◆ Exercise materials ◆
++++
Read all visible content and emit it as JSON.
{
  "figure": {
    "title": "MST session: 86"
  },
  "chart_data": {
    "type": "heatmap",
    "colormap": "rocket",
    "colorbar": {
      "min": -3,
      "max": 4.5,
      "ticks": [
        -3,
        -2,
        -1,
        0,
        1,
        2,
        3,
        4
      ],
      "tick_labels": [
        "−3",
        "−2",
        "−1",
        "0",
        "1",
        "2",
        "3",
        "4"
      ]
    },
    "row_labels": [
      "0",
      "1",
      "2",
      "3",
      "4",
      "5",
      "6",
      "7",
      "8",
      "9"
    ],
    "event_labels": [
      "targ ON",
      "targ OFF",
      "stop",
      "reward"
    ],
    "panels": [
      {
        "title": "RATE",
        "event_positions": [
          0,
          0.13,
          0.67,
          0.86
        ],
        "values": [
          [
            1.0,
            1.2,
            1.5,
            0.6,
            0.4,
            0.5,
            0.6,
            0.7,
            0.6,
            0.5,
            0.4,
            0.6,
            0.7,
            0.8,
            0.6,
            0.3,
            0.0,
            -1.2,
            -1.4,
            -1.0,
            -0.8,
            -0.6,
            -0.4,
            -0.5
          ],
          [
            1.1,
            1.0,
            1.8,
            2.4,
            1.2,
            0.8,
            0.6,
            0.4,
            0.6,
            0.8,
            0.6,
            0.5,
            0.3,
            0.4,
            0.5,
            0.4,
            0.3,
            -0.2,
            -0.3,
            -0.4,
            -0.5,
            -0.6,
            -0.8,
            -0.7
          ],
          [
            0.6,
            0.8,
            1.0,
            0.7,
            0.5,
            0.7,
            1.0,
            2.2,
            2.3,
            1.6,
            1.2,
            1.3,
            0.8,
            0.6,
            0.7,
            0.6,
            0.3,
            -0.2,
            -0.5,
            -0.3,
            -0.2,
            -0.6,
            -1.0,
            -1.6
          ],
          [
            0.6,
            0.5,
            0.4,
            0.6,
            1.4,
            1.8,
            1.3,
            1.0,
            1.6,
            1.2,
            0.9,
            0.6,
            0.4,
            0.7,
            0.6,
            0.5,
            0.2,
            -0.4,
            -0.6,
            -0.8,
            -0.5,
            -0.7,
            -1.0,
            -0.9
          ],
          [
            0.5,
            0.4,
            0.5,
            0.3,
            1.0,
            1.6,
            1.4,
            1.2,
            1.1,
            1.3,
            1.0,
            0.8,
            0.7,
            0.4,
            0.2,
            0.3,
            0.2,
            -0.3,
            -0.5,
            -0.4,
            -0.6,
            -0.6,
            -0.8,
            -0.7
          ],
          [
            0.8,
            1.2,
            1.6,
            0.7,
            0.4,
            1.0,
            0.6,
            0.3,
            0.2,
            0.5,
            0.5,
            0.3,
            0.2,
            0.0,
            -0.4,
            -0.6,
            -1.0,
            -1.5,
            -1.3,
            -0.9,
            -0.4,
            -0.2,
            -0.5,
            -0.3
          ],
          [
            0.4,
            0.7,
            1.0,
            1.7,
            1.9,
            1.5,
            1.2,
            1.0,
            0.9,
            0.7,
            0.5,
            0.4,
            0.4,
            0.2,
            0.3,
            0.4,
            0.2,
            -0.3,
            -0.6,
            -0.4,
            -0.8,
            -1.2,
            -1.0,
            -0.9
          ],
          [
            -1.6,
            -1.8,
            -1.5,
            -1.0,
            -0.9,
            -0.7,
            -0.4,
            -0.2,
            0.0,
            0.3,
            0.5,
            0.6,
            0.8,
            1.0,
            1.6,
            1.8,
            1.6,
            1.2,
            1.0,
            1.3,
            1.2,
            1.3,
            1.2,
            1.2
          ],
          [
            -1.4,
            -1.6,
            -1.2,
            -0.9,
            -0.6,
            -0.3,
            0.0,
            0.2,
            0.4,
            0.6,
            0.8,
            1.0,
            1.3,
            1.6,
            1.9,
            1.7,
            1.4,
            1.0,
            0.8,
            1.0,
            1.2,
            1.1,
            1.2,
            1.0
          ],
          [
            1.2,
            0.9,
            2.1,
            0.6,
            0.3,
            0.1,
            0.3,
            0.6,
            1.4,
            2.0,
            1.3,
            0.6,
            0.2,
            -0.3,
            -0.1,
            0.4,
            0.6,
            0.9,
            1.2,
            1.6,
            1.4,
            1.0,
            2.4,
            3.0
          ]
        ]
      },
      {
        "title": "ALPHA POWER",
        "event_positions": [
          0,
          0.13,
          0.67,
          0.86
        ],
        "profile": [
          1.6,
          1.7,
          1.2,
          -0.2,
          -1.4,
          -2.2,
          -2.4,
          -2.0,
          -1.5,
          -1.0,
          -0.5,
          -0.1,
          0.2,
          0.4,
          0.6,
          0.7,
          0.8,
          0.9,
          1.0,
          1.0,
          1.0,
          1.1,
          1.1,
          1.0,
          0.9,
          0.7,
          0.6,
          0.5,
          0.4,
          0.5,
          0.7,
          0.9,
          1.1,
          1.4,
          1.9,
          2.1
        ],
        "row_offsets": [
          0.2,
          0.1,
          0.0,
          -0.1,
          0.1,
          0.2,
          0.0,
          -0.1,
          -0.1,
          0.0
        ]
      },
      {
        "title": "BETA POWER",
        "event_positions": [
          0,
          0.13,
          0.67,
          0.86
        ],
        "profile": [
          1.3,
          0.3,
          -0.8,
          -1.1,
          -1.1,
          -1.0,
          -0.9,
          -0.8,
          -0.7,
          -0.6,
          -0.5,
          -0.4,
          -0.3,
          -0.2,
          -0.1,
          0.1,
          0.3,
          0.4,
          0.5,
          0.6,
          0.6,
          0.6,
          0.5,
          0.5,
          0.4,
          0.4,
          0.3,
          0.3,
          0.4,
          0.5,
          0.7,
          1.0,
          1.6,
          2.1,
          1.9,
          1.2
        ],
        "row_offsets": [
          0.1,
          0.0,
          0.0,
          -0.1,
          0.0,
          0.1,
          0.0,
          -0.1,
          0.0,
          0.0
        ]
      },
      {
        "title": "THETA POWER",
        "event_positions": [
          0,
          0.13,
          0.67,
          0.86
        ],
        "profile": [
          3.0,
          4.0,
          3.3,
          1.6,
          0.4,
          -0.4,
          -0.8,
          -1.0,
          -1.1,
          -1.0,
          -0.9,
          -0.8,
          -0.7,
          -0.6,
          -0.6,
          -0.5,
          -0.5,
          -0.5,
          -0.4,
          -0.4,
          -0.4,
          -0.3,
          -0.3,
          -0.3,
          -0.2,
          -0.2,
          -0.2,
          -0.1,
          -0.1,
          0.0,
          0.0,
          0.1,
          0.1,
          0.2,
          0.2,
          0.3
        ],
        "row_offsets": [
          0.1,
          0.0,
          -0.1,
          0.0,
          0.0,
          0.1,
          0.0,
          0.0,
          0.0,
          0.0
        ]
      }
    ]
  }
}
++++
◆ Problem statement ◆
Give the number of lines in the listing above that contain "title", and nothing else.

◆ Task response ◆
5